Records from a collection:
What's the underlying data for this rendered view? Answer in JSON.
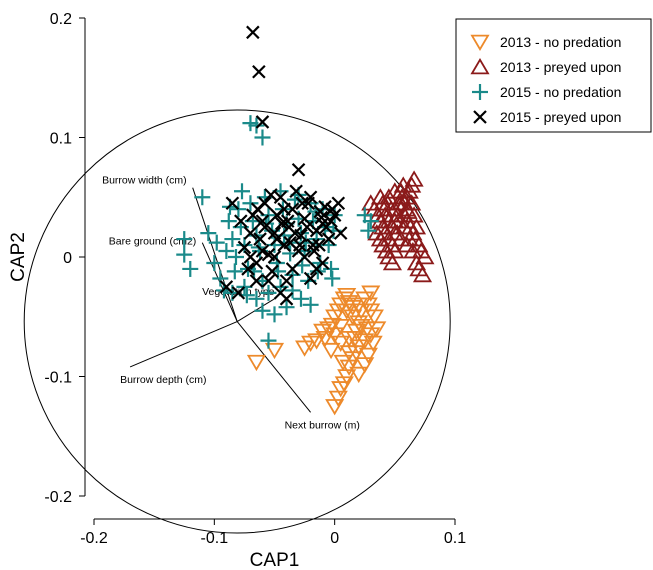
{
  "chart_data": {
    "type": "scatter",
    "xlabel": "CAP1",
    "ylabel": "CAP2",
    "xlim": [
      -0.2,
      0.1
    ],
    "ylim": [
      -0.2,
      0.2
    ],
    "x_ticks": [
      "-0.2",
      "-0.1",
      "0",
      "0.1"
    ],
    "y_ticks": [
      "-0.2",
      "-0.1",
      "0",
      "0.1",
      "0.2"
    ],
    "legend": {
      "placement": "top-right"
    },
    "correlation_circle": {
      "center": [
        -0.081,
        -0.054
      ],
      "radius": 0.177
    },
    "vectors": [
      {
        "label": "Burrow width (cm)",
        "end": [
          -0.118,
          0.058
        ]
      },
      {
        "label": "Bare ground (cm2)",
        "end": [
          -0.11,
          0.012
        ]
      },
      {
        "label": "Vegetation type",
        "end": [
          -0.05,
          -0.035
        ]
      },
      {
        "label": "Burrow depth (cm)",
        "end": [
          -0.17,
          -0.092
        ]
      },
      {
        "label": "Next burrow (m)",
        "end": [
          -0.02,
          -0.13
        ]
      }
    ],
    "series": [
      {
        "name": "2013 - no predation",
        "marker": "triangle-down",
        "color": "#ed8a2b",
        "points": [
          [
            -0.065,
            -0.088
          ],
          [
            -0.05,
            -0.078
          ],
          [
            -0.025,
            -0.076
          ],
          [
            -0.02,
            -0.072
          ],
          [
            -0.015,
            -0.07
          ],
          [
            -0.008,
            -0.068
          ],
          [
            -0.01,
            -0.062
          ],
          [
            -0.005,
            -0.06
          ],
          [
            -0.002,
            -0.057
          ],
          [
            0.0,
            -0.05
          ],
          [
            0.003,
            -0.045
          ],
          [
            0.005,
            -0.04
          ],
          [
            0.008,
            -0.035
          ],
          [
            0.01,
            -0.032
          ],
          [
            0.012,
            -0.038
          ],
          [
            0.015,
            -0.042
          ],
          [
            0.02,
            -0.04
          ],
          [
            0.025,
            -0.035
          ],
          [
            0.028,
            -0.04
          ],
          [
            0.03,
            -0.045
          ],
          [
            0.033,
            -0.05
          ],
          [
            0.035,
            -0.06
          ],
          [
            0.03,
            -0.065
          ],
          [
            0.025,
            -0.07
          ],
          [
            0.02,
            -0.075
          ],
          [
            0.018,
            -0.08
          ],
          [
            0.015,
            -0.085
          ],
          [
            0.012,
            -0.092
          ],
          [
            0.01,
            -0.1
          ],
          [
            0.008,
            -0.106
          ],
          [
            0.005,
            -0.11
          ],
          [
            0.003,
            -0.118
          ],
          [
            0.0,
            -0.125
          ],
          [
            0.02,
            -0.098
          ],
          [
            0.025,
            -0.09
          ],
          [
            0.028,
            -0.082
          ],
          [
            0.022,
            -0.058
          ],
          [
            0.018,
            -0.062
          ],
          [
            0.012,
            -0.068
          ],
          [
            0.005,
            -0.072
          ],
          [
            -0.003,
            -0.078
          ],
          [
            0.015,
            -0.05
          ],
          [
            0.02,
            -0.055
          ],
          [
            0.01,
            -0.045
          ],
          [
            0.027,
            -0.06
          ],
          [
            0.032,
            -0.072
          ],
          [
            0.005,
            -0.058
          ],
          [
            0.0,
            -0.065
          ],
          [
            0.012,
            -0.08
          ],
          [
            0.022,
            -0.045
          ],
          [
            0.03,
            -0.03
          ],
          [
            0.017,
            -0.068
          ],
          [
            0.007,
            -0.088
          ]
        ]
      },
      {
        "name": "2013 - preyed upon",
        "marker": "triangle-up",
        "color": "#8b1a1a",
        "points": [
          [
            0.03,
            0.045
          ],
          [
            0.033,
            0.04
          ],
          [
            0.036,
            0.035
          ],
          [
            0.038,
            0.03
          ],
          [
            0.04,
            0.025
          ],
          [
            0.042,
            0.02
          ],
          [
            0.045,
            0.015
          ],
          [
            0.048,
            0.01
          ],
          [
            0.05,
            0.005
          ],
          [
            0.035,
            0.02
          ],
          [
            0.038,
            0.015
          ],
          [
            0.04,
            0.01
          ],
          [
            0.043,
            0.005
          ],
          [
            0.045,
            0.0
          ],
          [
            0.048,
            -0.005
          ],
          [
            0.05,
            0.03
          ],
          [
            0.052,
            0.035
          ],
          [
            0.055,
            0.04
          ],
          [
            0.058,
            0.045
          ],
          [
            0.06,
            0.05
          ],
          [
            0.062,
            0.055
          ],
          [
            0.064,
            0.06
          ],
          [
            0.066,
            0.065
          ],
          [
            0.05,
            0.04
          ],
          [
            0.053,
            0.045
          ],
          [
            0.056,
            0.05
          ],
          [
            0.058,
            0.035
          ],
          [
            0.06,
            0.03
          ],
          [
            0.063,
            0.025
          ],
          [
            0.065,
            0.02
          ],
          [
            0.067,
            0.015
          ],
          [
            0.07,
            0.01
          ],
          [
            0.072,
            0.005
          ],
          [
            0.075,
            0.0
          ],
          [
            0.06,
            0.01
          ],
          [
            0.055,
            0.015
          ],
          [
            0.052,
            0.02
          ],
          [
            0.048,
            0.025
          ],
          [
            0.045,
            0.03
          ],
          [
            0.042,
            0.035
          ],
          [
            0.04,
            0.045
          ],
          [
            0.038,
            0.05
          ],
          [
            0.045,
            0.05
          ],
          [
            0.05,
            0.055
          ],
          [
            0.055,
            0.055
          ],
          [
            0.058,
            0.025
          ],
          [
            0.062,
            0.015
          ],
          [
            0.065,
            0.005
          ],
          [
            0.068,
            -0.005
          ],
          [
            0.07,
            -0.01
          ],
          [
            0.073,
            -0.015
          ],
          [
            0.055,
            0.045
          ],
          [
            0.053,
            0.03
          ],
          [
            0.05,
            0.02
          ],
          [
            0.047,
            0.04
          ],
          [
            0.044,
            0.045
          ],
          [
            0.041,
            0.04
          ],
          [
            0.06,
            0.04
          ],
          [
            0.064,
            0.045
          ],
          [
            0.068,
            0.025
          ],
          [
            0.066,
            0.035
          ],
          [
            0.057,
            0.06
          ],
          [
            0.061,
            0.038
          ]
        ]
      },
      {
        "name": "2015 - no predation",
        "marker": "plus",
        "color": "#1a8a8a",
        "points": [
          [
            -0.07,
            0.112
          ],
          [
            -0.065,
            0.11
          ],
          [
            -0.06,
            0.1
          ],
          [
            -0.11,
            0.05
          ],
          [
            -0.125,
            0.015
          ],
          [
            -0.125,
            0.002
          ],
          [
            -0.12,
            -0.01
          ],
          [
            -0.1,
            -0.005
          ],
          [
            -0.105,
            0.02
          ],
          [
            -0.098,
            0.012
          ],
          [
            -0.095,
            -0.018
          ],
          [
            -0.09,
            0.005
          ],
          [
            -0.088,
            0.03
          ],
          [
            -0.085,
            0.015
          ],
          [
            -0.082,
            0.0
          ],
          [
            -0.08,
            0.04
          ],
          [
            -0.078,
            0.025
          ],
          [
            -0.075,
            0.01
          ],
          [
            -0.072,
            -0.01
          ],
          [
            -0.07,
            0.045
          ],
          [
            -0.068,
            0.03
          ],
          [
            -0.065,
            0.018
          ],
          [
            -0.062,
            0.005
          ],
          [
            -0.06,
            -0.02
          ],
          [
            -0.058,
            0.05
          ],
          [
            -0.055,
            0.035
          ],
          [
            -0.052,
            0.022
          ],
          [
            -0.05,
            0.01
          ],
          [
            -0.048,
            -0.005
          ],
          [
            -0.045,
            0.055
          ],
          [
            -0.043,
            0.04
          ],
          [
            -0.04,
            0.028
          ],
          [
            -0.038,
            0.012
          ],
          [
            -0.035,
            -0.015
          ],
          [
            -0.033,
            0.048
          ],
          [
            -0.03,
            0.032
          ],
          [
            -0.028,
            0.02
          ],
          [
            -0.025,
            0.005
          ],
          [
            -0.022,
            -0.02
          ],
          [
            -0.02,
            0.045
          ],
          [
            -0.018,
            0.03
          ],
          [
            -0.015,
            0.015
          ],
          [
            -0.012,
            -0.005
          ],
          [
            -0.01,
            0.04
          ],
          [
            -0.008,
            0.025
          ],
          [
            -0.005,
            0.01
          ],
          [
            -0.003,
            -0.01
          ],
          [
            0.0,
            0.035
          ],
          [
            -0.092,
            -0.028
          ],
          [
            -0.085,
            -0.03
          ],
          [
            -0.075,
            -0.025
          ],
          [
            -0.065,
            -0.035
          ],
          [
            -0.055,
            -0.03
          ],
          [
            -0.045,
            -0.025
          ],
          [
            -0.035,
            -0.028
          ],
          [
            -0.028,
            -0.035
          ],
          [
            -0.02,
            -0.04
          ],
          [
            -0.055,
            -0.07
          ],
          [
            -0.06,
            -0.045
          ],
          [
            -0.05,
            -0.048
          ],
          [
            -0.04,
            -0.042
          ],
          [
            -0.03,
            0.052
          ],
          [
            -0.016,
            0.038
          ],
          [
            -0.001,
            0.022
          ],
          [
            -0.087,
            0.042
          ],
          [
            -0.077,
            0.055
          ],
          [
            -0.063,
            0.008
          ],
          [
            -0.042,
            0.018
          ],
          [
            -0.024,
            0.012
          ],
          [
            -0.014,
            -0.012
          ],
          [
            0.03,
            0.03
          ],
          [
            0.025,
            0.035
          ],
          [
            -0.002,
            -0.018
          ],
          [
            0.028,
            0.022
          ],
          [
            -0.067,
            -0.012
          ],
          [
            -0.057,
            0.028
          ],
          [
            -0.047,
            -0.012
          ],
          [
            -0.037,
            0.003
          ],
          [
            -0.027,
            -0.007
          ],
          [
            -0.083,
            -0.012
          ],
          [
            -0.073,
            -0.032
          ]
        ]
      },
      {
        "name": "2015 - preyed upon",
        "marker": "x",
        "color": "#000000",
        "points": [
          [
            -0.068,
            0.188
          ],
          [
            -0.063,
            0.155
          ],
          [
            -0.06,
            0.113
          ],
          [
            -0.03,
            0.073
          ],
          [
            -0.085,
            0.045
          ],
          [
            -0.078,
            0.03
          ],
          [
            -0.075,
            0.008
          ],
          [
            -0.072,
            -0.01
          ],
          [
            -0.07,
            0.02
          ],
          [
            -0.068,
            0.035
          ],
          [
            -0.065,
            -0.005
          ],
          [
            -0.062,
            0.015
          ],
          [
            -0.06,
            0.03
          ],
          [
            -0.058,
            0.045
          ],
          [
            -0.055,
            0.002
          ],
          [
            -0.052,
            -0.012
          ],
          [
            -0.05,
            0.02
          ],
          [
            -0.048,
            0.035
          ],
          [
            -0.045,
            0.05
          ],
          [
            -0.042,
            0.01
          ],
          [
            -0.04,
            -0.02
          ],
          [
            -0.038,
            0.025
          ],
          [
            -0.035,
            0.04
          ],
          [
            -0.032,
            0.055
          ],
          [
            -0.03,
            0.005
          ],
          [
            -0.028,
            0.018
          ],
          [
            -0.025,
            0.032
          ],
          [
            -0.022,
            0.045
          ],
          [
            -0.02,
            0.05
          ],
          [
            -0.018,
            0.01
          ],
          [
            -0.015,
            0.022
          ],
          [
            -0.012,
            0.038
          ],
          [
            -0.01,
            0.028
          ],
          [
            -0.008,
            0.042
          ],
          [
            -0.005,
            0.015
          ],
          [
            -0.003,
            0.03
          ],
          [
            0.0,
            0.035
          ],
          [
            0.003,
            0.045
          ],
          [
            0.005,
            0.02
          ],
          [
            -0.01,
            -0.005
          ],
          [
            -0.015,
            -0.01
          ],
          [
            -0.02,
            -0.018
          ],
          [
            -0.025,
            0.0
          ],
          [
            -0.035,
            -0.01
          ],
          [
            -0.045,
            -0.03
          ],
          [
            -0.04,
            -0.035
          ],
          [
            -0.055,
            -0.02
          ],
          [
            -0.065,
            -0.02
          ],
          [
            -0.08,
            -0.03
          ],
          [
            -0.09,
            -0.025
          ],
          [
            -0.07,
            0.0
          ],
          [
            -0.06,
            0.005
          ],
          [
            -0.05,
            0.0
          ],
          [
            -0.042,
            0.04
          ],
          [
            -0.037,
            0.012
          ],
          [
            -0.027,
            0.045
          ],
          [
            -0.023,
            0.025
          ],
          [
            -0.017,
            0.005
          ],
          [
            -0.013,
            0.01
          ],
          [
            -0.007,
            0.025
          ],
          [
            -0.002,
            0.04
          ],
          [
            -0.058,
            0.025
          ],
          [
            -0.048,
            0.015
          ],
          [
            -0.033,
            0.02
          ],
          [
            -0.011,
            0.033
          ],
          [
            -0.064,
            0.04
          ],
          [
            -0.053,
            0.052
          ],
          [
            -0.044,
            0.028
          ],
          [
            -0.039,
            0.03
          ],
          [
            -0.029,
            0.01
          ]
        ]
      }
    ]
  }
}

WHAT IS BEING ASKED =
Check each line of the records above for the string "upon", and report every line that has it.

THE COMPLETED TASK =
        "name": "2013 - preyed upon",
        "name": "2015 - preyed upon",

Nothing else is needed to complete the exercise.